##### Material for this exercise

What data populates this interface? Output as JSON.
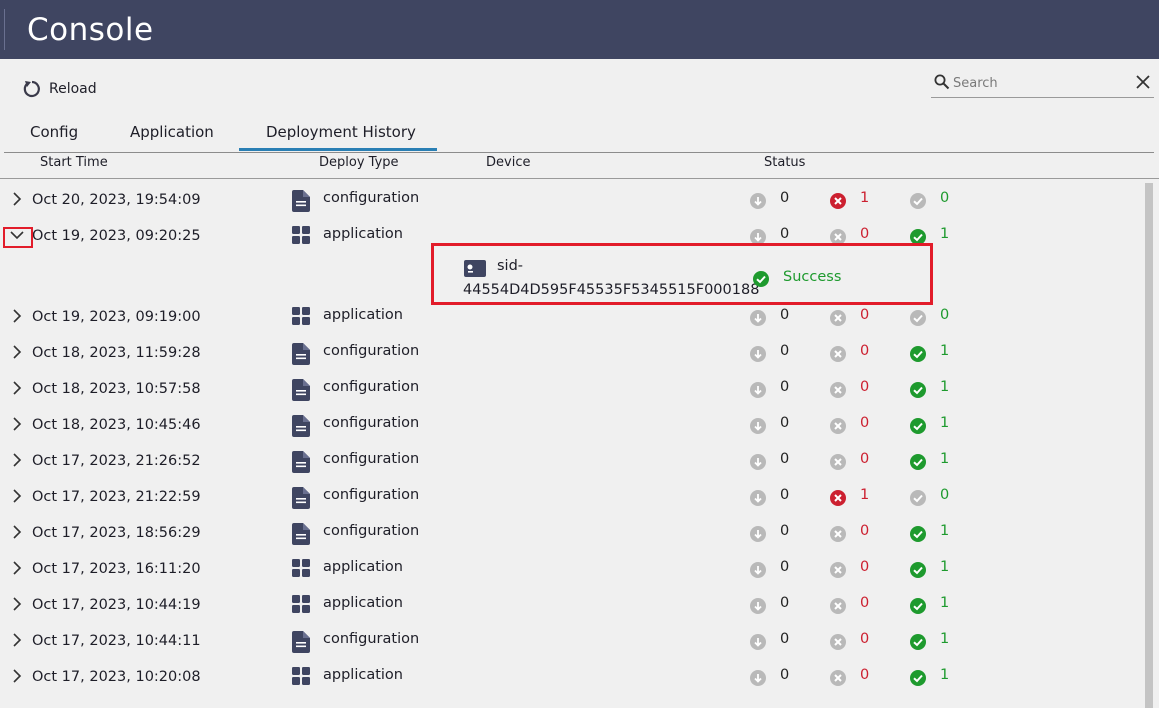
{
  "app": {
    "title": "Console"
  },
  "toolbar": {
    "reload_label": "Reload"
  },
  "search": {
    "placeholder": "Search",
    "value": ""
  },
  "tabs": [
    {
      "label": "Config",
      "active": false
    },
    {
      "label": "Application",
      "active": false
    },
    {
      "label": "Deployment History",
      "active": true
    }
  ],
  "columns": {
    "start_time": "Start Time",
    "deploy_type": "Deploy Type",
    "device": "Device",
    "status": "Status"
  },
  "colors": {
    "titlebar": "#3f4561",
    "accent": "#2a7fb4",
    "error": "#cc2030",
    "success": "#1e9a2e",
    "highlight": "#e21c2a"
  },
  "rows": [
    {
      "time": "Oct 20, 2023, 19:54:09",
      "type": "configuration",
      "icon": "document-icon",
      "pending": "0",
      "failed": "1",
      "success": "0",
      "expanded": false
    },
    {
      "time": "Oct 19, 2023, 09:20:25",
      "type": "application",
      "icon": "grid-icon",
      "pending": "0",
      "failed": "0",
      "success": "1",
      "expanded": true
    },
    {
      "time": "Oct 19, 2023, 09:19:00",
      "type": "application",
      "icon": "grid-icon",
      "pending": "0",
      "failed": "0",
      "success": "0",
      "expanded": false
    },
    {
      "time": "Oct 18, 2023, 11:59:28",
      "type": "configuration",
      "icon": "document-icon",
      "pending": "0",
      "failed": "0",
      "success": "1",
      "expanded": false
    },
    {
      "time": "Oct 18, 2023, 10:57:58",
      "type": "configuration",
      "icon": "document-icon",
      "pending": "0",
      "failed": "0",
      "success": "1",
      "expanded": false
    },
    {
      "time": "Oct 18, 2023, 10:45:46",
      "type": "configuration",
      "icon": "document-icon",
      "pending": "0",
      "failed": "0",
      "success": "1",
      "expanded": false
    },
    {
      "time": "Oct 17, 2023, 21:26:52",
      "type": "configuration",
      "icon": "document-icon",
      "pending": "0",
      "failed": "0",
      "success": "1",
      "expanded": false
    },
    {
      "time": "Oct 17, 2023, 21:22:59",
      "type": "configuration",
      "icon": "document-icon",
      "pending": "0",
      "failed": "1",
      "success": "0",
      "expanded": false
    },
    {
      "time": "Oct 17, 2023, 18:56:29",
      "type": "configuration",
      "icon": "document-icon",
      "pending": "0",
      "failed": "0",
      "success": "1",
      "expanded": false
    },
    {
      "time": "Oct 17, 2023, 16:11:20",
      "type": "application",
      "icon": "grid-icon",
      "pending": "0",
      "failed": "0",
      "success": "1",
      "expanded": false
    },
    {
      "time": "Oct 17, 2023, 10:44:19",
      "type": "application",
      "icon": "grid-icon",
      "pending": "0",
      "failed": "0",
      "success": "1",
      "expanded": false
    },
    {
      "time": "Oct 17, 2023, 10:44:11",
      "type": "configuration",
      "icon": "document-icon",
      "pending": "0",
      "failed": "0",
      "success": "1",
      "expanded": false
    },
    {
      "time": "Oct 17, 2023, 10:20:08",
      "type": "application",
      "icon": "grid-icon",
      "pending": "0",
      "failed": "0",
      "success": "1",
      "expanded": false
    }
  ],
  "detail": {
    "device_line1": "sid-",
    "device_line2": "44554D4D595F45535F5345515F000188",
    "status": "Success"
  }
}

##########

— Exercise instructions —
From the data above, write out everything exactly except the pictures.

— Solution —
What data populates this interface? Output as JSON.
{
  "app": {
    "title": "Console"
  },
  "toolbar": {
    "reload_label": "Reload"
  },
  "search": {
    "placeholder": "Search",
    "value": ""
  },
  "tabs": [
    {
      "label": "Config",
      "active": false
    },
    {
      "label": "Application",
      "active": false
    },
    {
      "label": "Deployment History",
      "active": true
    }
  ],
  "columns": {
    "start_time": "Start Time",
    "deploy_type": "Deploy Type",
    "device": "Device",
    "status": "Status"
  },
  "colors": {
    "titlebar": "#3f4561",
    "accent": "#2a7fb4",
    "error": "#cc2030",
    "success": "#1e9a2e",
    "highlight": "#e21c2a"
  },
  "rows": [
    {
      "time": "Oct 20, 2023, 19:54:09",
      "type": "configuration",
      "icon": "document-icon",
      "pending": "0",
      "failed": "1",
      "success": "0",
      "expanded": false
    },
    {
      "time": "Oct 19, 2023, 09:20:25",
      "type": "application",
      "icon": "grid-icon",
      "pending": "0",
      "failed": "0",
      "success": "1",
      "expanded": true
    },
    {
      "time": "Oct 19, 2023, 09:19:00",
      "type": "application",
      "icon": "grid-icon",
      "pending": "0",
      "failed": "0",
      "success": "0",
      "expanded": false
    },
    {
      "time": "Oct 18, 2023, 11:59:28",
      "type": "configuration",
      "icon": "document-icon",
      "pending": "0",
      "failed": "0",
      "success": "1",
      "expanded": false
    },
    {
      "time": "Oct 18, 2023, 10:57:58",
      "type": "configuration",
      "icon": "document-icon",
      "pending": "0",
      "failed": "0",
      "success": "1",
      "expanded": false
    },
    {
      "time": "Oct 18, 2023, 10:45:46",
      "type": "configuration",
      "icon": "document-icon",
      "pending": "0",
      "failed": "0",
      "success": "1",
      "expanded": false
    },
    {
      "time": "Oct 17, 2023, 21:26:52",
      "type": "configuration",
      "icon": "document-icon",
      "pending": "0",
      "failed": "0",
      "success": "1",
      "expanded": false
    },
    {
      "time": "Oct 17, 2023, 21:22:59",
      "type": "configuration",
      "icon": "document-icon",
      "pending": "0",
      "failed": "1",
      "success": "0",
      "expanded": false
    },
    {
      "time": "Oct 17, 2023, 18:56:29",
      "type": "configuration",
      "icon": "document-icon",
      "pending": "0",
      "failed": "0",
      "success": "1",
      "expanded": false
    },
    {
      "time": "Oct 17, 2023, 16:11:20",
      "type": "application",
      "icon": "grid-icon",
      "pending": "0",
      "failed": "0",
      "success": "1",
      "expanded": false
    },
    {
      "time": "Oct 17, 2023, 10:44:19",
      "type": "application",
      "icon": "grid-icon",
      "pending": "0",
      "failed": "0",
      "success": "1",
      "expanded": false
    },
    {
      "time": "Oct 17, 2023, 10:44:11",
      "type": "configuration",
      "icon": "document-icon",
      "pending": "0",
      "failed": "0",
      "success": "1",
      "expanded": false
    },
    {
      "time": "Oct 17, 2023, 10:20:08",
      "type": "application",
      "icon": "grid-icon",
      "pending": "0",
      "failed": "0",
      "success": "1",
      "expanded": false
    }
  ],
  "detail": {
    "device_line1": "sid-",
    "device_line2": "44554D4D595F45535F5345515F000188",
    "status": "Success"
  }
}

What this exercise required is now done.